# Exercise goal
Set each entry down verbatim, omitting images.

# Stored rows
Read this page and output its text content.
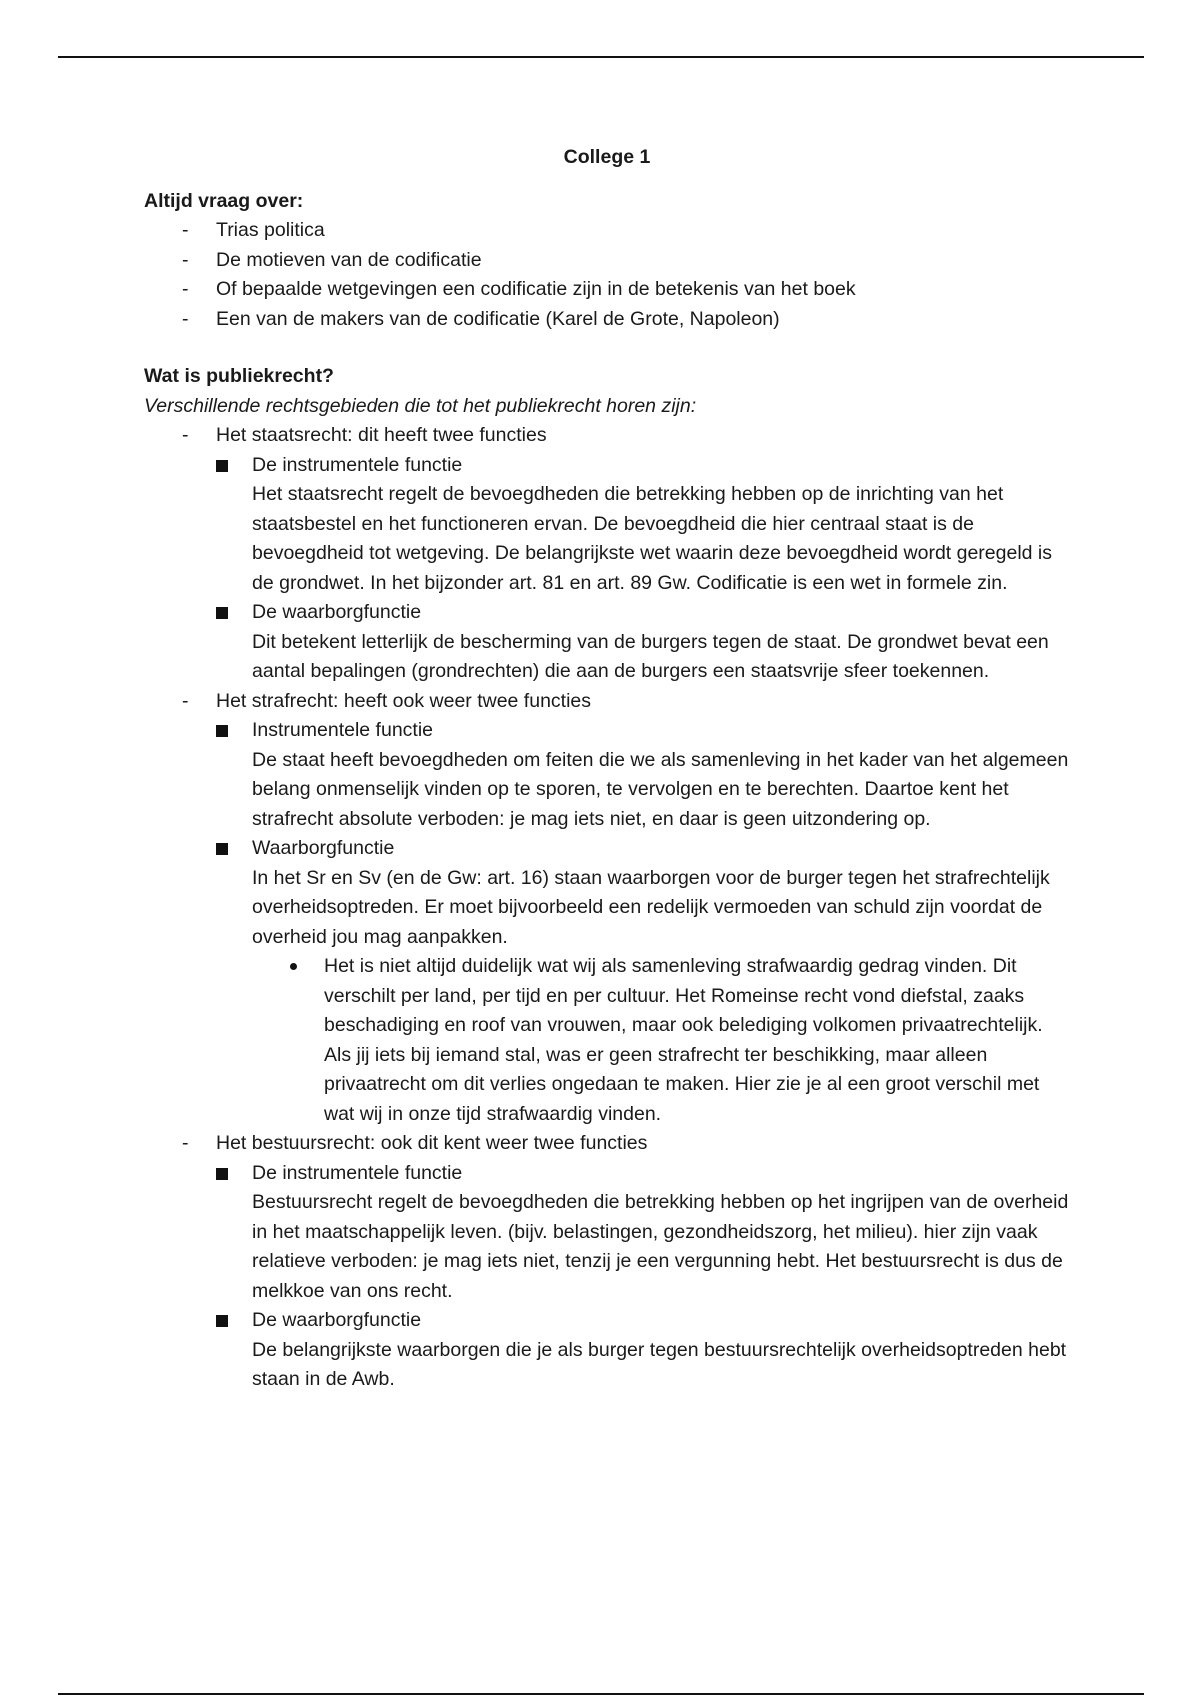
College 1
Altijd vraag over:
- Trias politica
- De motieven van de codificatie
- Of bepaalde wetgevingen een codificatie zijn in de betekenis van het boek
- Een van de makers van de codificatie (Karel de Grote, Napoleon)
Wat is publiekrecht?
Verschillende rechtsgebieden die tot het publiekrecht horen zijn:
- Het staatsrecht: dit heeft twee functies
De instrumentele functie
Het staatsrecht regelt de bevoegdheden die betrekking hebben op de inrichting van het staatsbestel en het functioneren ervan. De bevoegdheid die hier centraal staat is de bevoegdheid tot wetgeving. De belangrijkste wet waarin deze bevoegdheid wordt geregeld is de grondwet. In het bijzonder art. 81 en art. 89 Gw. Codificatie is een wet in formele zin.
De waarborgfunctie
Dit betekent letterlijk de bescherming van de burgers tegen de staat. De grondwet bevat een aantal bepalingen (grondrechten) die aan de burgers een staatsvrije sfeer toekennen.
- Het strafrecht: heeft ook weer twee functies
Instrumentele functie
De staat heeft bevoegdheden om feiten die we als samenleving in het kader van het algemeen belang onmenselijk vinden op te sporen, te vervolgen en te berechten. Daartoe kent het strafrecht absolute verboden: je mag iets niet, en daar is geen uitzondering op.
Waarborgfunctie
In het Sr en Sv (en de Gw: art. 16) staan waarborgen voor de burger tegen het strafrechtelijk overheidsoptreden. Er moet bijvoorbeeld een redelijk vermoeden van schuld zijn voordat de overheid jou mag aanpakken.
Het is niet altijd duidelijk wat wij als samenleving strafwaardig gedrag vinden. Dit verschilt per land, per tijd en per cultuur. Het Romeinse recht vond diefstal, zaaks beschadiging en roof van vrouwen, maar ook belediging volkomen privaatrechtelijk. Als jij iets bij iemand stal, was er geen strafrecht ter beschikking, maar alleen privaatrecht om dit verlies ongedaan te maken. Hier zie je al een groot verschil met wat wij in onze tijd strafwaardig vinden.
- Het bestuursrecht: ook dit kent weer twee functies
De instrumentele functie
Bestuursrecht regelt de bevoegdheden die betrekking hebben op het ingrijpen van de overheid in het maatschappelijk leven. (bijv. belastingen, gezondheidszorg, het milieu). hier zijn vaak relatieve verboden: je mag iets niet, tenzij je een vergunning hebt. Het bestuursrecht is dus de melkkoe van ons recht.
De waarborgfunctie
De belangrijkste waarborgen die je als burger tegen bestuursrechtelijk overheidsoptreden hebt staan in de Awb.
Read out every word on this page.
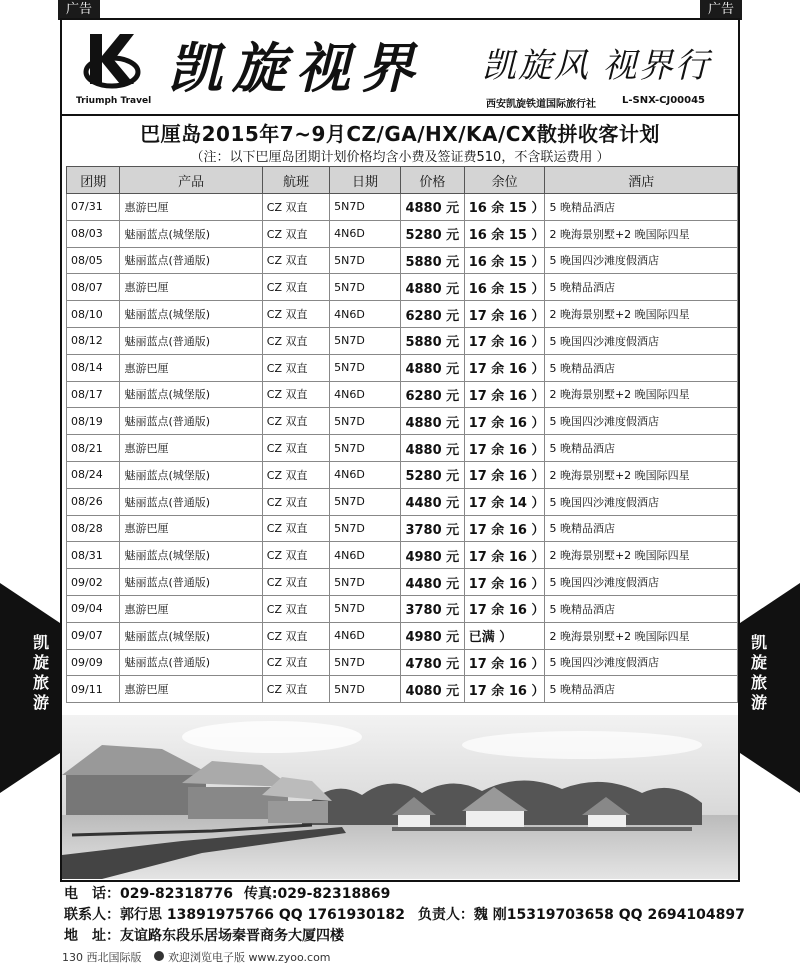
广告	广告
凯旋旅游
凯旋旅游
Triumph Travel
凯旋视界 凯旋风 视界行
西安凯旋铁道国际旅行社	L-SNX-CJ00045
巴厘岛2015年7~9月CZ/GA/HX/KA/CX散拼收客计划
（注：以下巴厘岛团期计划价格均含小费及签证费510，不含联运费用 ）
团期	产品	航班	日期	价格	余位	酒店
07/31	惠游巴厘	CZ 双直	5N7D	4880 元	16 余 15 ）	5 晚精品酒店
08/03	魅丽蓝点(城堡版)	CZ 双直	4N6D	5280 元	16 余 15 ）	2 晚海景别墅+2 晚国际四星
08/05	魅丽蓝点(普通版)	CZ 双直	5N7D	5880 元	16 余 15 ）	5 晚国四沙滩度假酒店
08/07	惠游巴厘	CZ 双直	5N7D	4880 元	16 余 15 ）	5 晚精品酒店
08/10	魅丽蓝点(城堡版)	CZ 双直	4N6D	6280 元	17 余 16 ）	2 晚海景别墅+2 晚国际四星
08/12	魅丽蓝点(普通版)	CZ 双直	5N7D	5880 元	17 余 16 ）	5 晚国四沙滩度假酒店
08/14	惠游巴厘	CZ 双直	5N7D	4880 元	17 余 16 ）	5 晚精品酒店
08/17	魅丽蓝点(城堡版)	CZ 双直	4N6D	6280 元	17 余 16 ）	2 晚海景别墅+2 晚国际四星
08/19	魅丽蓝点(普通版)	CZ 双直	5N7D	4880 元	17 余 16 ）	5 晚国四沙滩度假酒店
08/21	惠游巴厘	CZ 双直	5N7D	4880 元	17 余 16 ）	5 晚精品酒店
08/24	魅丽蓝点(城堡版)	CZ 双直	4N6D	5280 元	17 余 16 ）	2 晚海景别墅+2 晚国际四星
08/26	魅丽蓝点(普通版)	CZ 双直	5N7D	4480 元	17 余 14 ）	5 晚国四沙滩度假酒店
08/28	惠游巴厘	CZ 双直	5N7D	3780 元	17 余 16 ）	5 晚精品酒店
08/31	魅丽蓝点(城堡版)	CZ 双直	4N6D	4980 元	17 余 16 ）	2 晚海景别墅+2 晚国际四星
09/02	魅丽蓝点(普通版)	CZ 双直	5N7D	4480 元	17 余 16 ）	5 晚国四沙滩度假酒店
09/04	惠游巴厘	CZ 双直	5N7D	3780 元	17 余 16 ）	5 晚精品酒店
09/07	魅丽蓝点(城堡版)	CZ 双直	4N6D	4980 元	已满 ）	2 晚海景别墅+2 晚国际四星
09/09	魅丽蓝点(普通版)	CZ 双直	5N7D	4780 元	17 余 16 ）	5 晚国四沙滩度假酒店
09/11	惠游巴厘	CZ 双直	5N7D	4080 元	17 余 16 ）	5 晚精品酒店
电　话：029-82318776 传真:029-82318869
联系人：郭行思 13891975766 QQ 1761930182 负责人：魏 刚15319703658 QQ 2694104897
地　址：友谊路东段乐居场秦晋商务大厦四楼
130 西北国际版 欢迎浏览电子版 www.zyoo.com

# Task answer
Read this page and output its text content.
College 1
Altijd vraag over:
- Trias politica
- De motieven van de codificatie
- Of bepaalde wetgevingen een codificatie zijn in de betekenis van het boek
- Een van de makers van de codificatie (Karel de Grote, Napoleon)
Wat is publiekrecht?
Verschillende rechtsgebieden die tot het publiekrecht horen zijn:
- Het staatsrecht: dit heeft twee functies
De instrumentele functie
Het staatsrecht regelt de bevoegdheden die betrekking hebben op de inrichting van het staatsbestel en het functioneren ervan. De bevoegdheid die hier centraal staat is de bevoegdheid tot wetgeving. De belangrijkste wet waarin deze bevoegdheid wordt geregeld is de grondwet. In het bijzonder art. 81 en art. 89 Gw. Codificatie is een wet in formele zin.
De waarborgfunctie
Dit betekent letterlijk de bescherming van de burgers tegen de staat. De grondwet bevat een aantal bepalingen (grondrechten) die aan de burgers een staatsvrije sfeer toekennen.
- Het strafrecht: heeft ook weer twee functies
Instrumentele functie
De staat heeft bevoegdheden om feiten die we als samenleving in het kader van het algemeen belang onmenselijk vinden op te sporen, te vervolgen en te berechten. Daartoe kent het strafrecht absolute verboden: je mag iets niet, en daar is geen uitzondering op.
Waarborgfunctie
In het Sr en Sv (en de Gw: art. 16) staan waarborgen voor de burger tegen het strafrechtelijk overheidsoptreden. Er moet bijvoorbeeld een redelijk vermoeden van schuld zijn voordat de overheid jou mag aanpakken.
Het is niet altijd duidelijk wat wij als samenleving strafwaardig gedrag vinden. Dit verschilt per land, per tijd en per cultuur. Het Romeinse recht vond diefstal, zaaks beschadiging en roof van vrouwen, maar ook belediging volkomen privaatrechtelijk. Als jij iets bij iemand stal, was er geen strafrecht ter beschikking, maar alleen privaatrecht om dit verlies ongedaan te maken. Hier zie je al een groot verschil met wat wij in onze tijd strafwaardig vinden.
- Het bestuursrecht: ook dit kent weer twee functies
De instrumentele functie
Bestuursrecht regelt de bevoegdheden die betrekking hebben op het ingrijpen van de overheid in het maatschappelijk leven. (bijv. belastingen, gezondheidszorg, het milieu). hier zijn vaak relatieve verboden: je mag iets niet, tenzij je een vergunning hebt. Het bestuursrecht is dus de melkkoe van ons recht.
De waarborgfunctie
De belangrijkste waarborgen die je als burger tegen bestuursrechtelijk overheidsoptreden hebt staan in de Awb.
Read out every word on this page.
广告	广告
凯旋旅游
凯旋旅游
Triumph Travel
凯旋视界 凯旋风 视界行
西安凯旋铁道国际旅行社	L-SNX-CJ00045
巴厘岛2015年7~9月CZ/GA/HX/KA/CX散拼收客计划
（注：以下巴厘岛团期计划价格均含小费及签证费510，不含联运费用 ）
团期	产品	航班	日期	价格	余位	酒店
07/31	惠游巴厘	CZ 双直	5N7D	4880 元	16 余 15 ）	5 晚精品酒店
08/03	魅丽蓝点(城堡版)	CZ 双直	4N6D	5280 元	16 余 15 ）	2 晚海景别墅+2 晚国际四星
08/05	魅丽蓝点(普通版)	CZ 双直	5N7D	5880 元	16 余 15 ）	5 晚国四沙滩度假酒店
08/07	惠游巴厘	CZ 双直	5N7D	4880 元	16 余 15 ）	5 晚精品酒店
08/10	魅丽蓝点(城堡版)	CZ 双直	4N6D	6280 元	17 余 16 ）	2 晚海景别墅+2 晚国际四星
08/12	魅丽蓝点(普通版)	CZ 双直	5N7D	5880 元	17 余 16 ）	5 晚国四沙滩度假酒店
08/14	惠游巴厘	CZ 双直	5N7D	4880 元	17 余 16 ）	5 晚精品酒店
08/17	魅丽蓝点(城堡版)	CZ 双直	4N6D	6280 元	17 余 16 ）	2 晚海景别墅+2 晚国际四星
08/19	魅丽蓝点(普通版)	CZ 双直	5N7D	4880 元	17 余 16 ）	5 晚国四沙滩度假酒店
08/21	惠游巴厘	CZ 双直	5N7D	4880 元	17 余 16 ）	5 晚精品酒店
08/24	魅丽蓝点(城堡版)	CZ 双直	4N6D	5280 元	17 余 16 ）	2 晚海景别墅+2 晚国际四星
08/26	魅丽蓝点(普通版)	CZ 双直	5N7D	4480 元	17 余 14 ）	5 晚国四沙滩度假酒店
08/28	惠游巴厘	CZ 双直	5N7D	3780 元	17 余 16 ）	5 晚精品酒店
08/31	魅丽蓝点(城堡版)	CZ 双直	4N6D	4980 元	17 余 16 ）	2 晚海景别墅+2 晚国际四星
09/02	魅丽蓝点(普通版)	CZ 双直	5N7D	4480 元	17 余 16 ）	5 晚国四沙滩度假酒店
09/04	惠游巴厘	CZ 双直	5N7D	3780 元	17 余 16 ）	5 晚精品酒店
09/07	魅丽蓝点(城堡版)	CZ 双直	4N6D	4980 元	已满 ）	2 晚海景别墅+2 晚国际四星
09/09	魅丽蓝点(普通版)	CZ 双直	5N7D	4780 元	17 余 16 ）	5 晚国四沙滩度假酒店
09/11	惠游巴厘	CZ 双直	5N7D	4080 元	17 余 16 ）	5 晚精品酒店
电　话：029-82318776 传真:029-82318869
联系人：郭行思 13891975766 QQ 1761930182 负责人：魏 刚15319703658 QQ 2694104897
地　址：友谊路东段乐居场秦晋商务大厦四楼
130 西北国际版 欢迎浏览电子版 www.zyoo.com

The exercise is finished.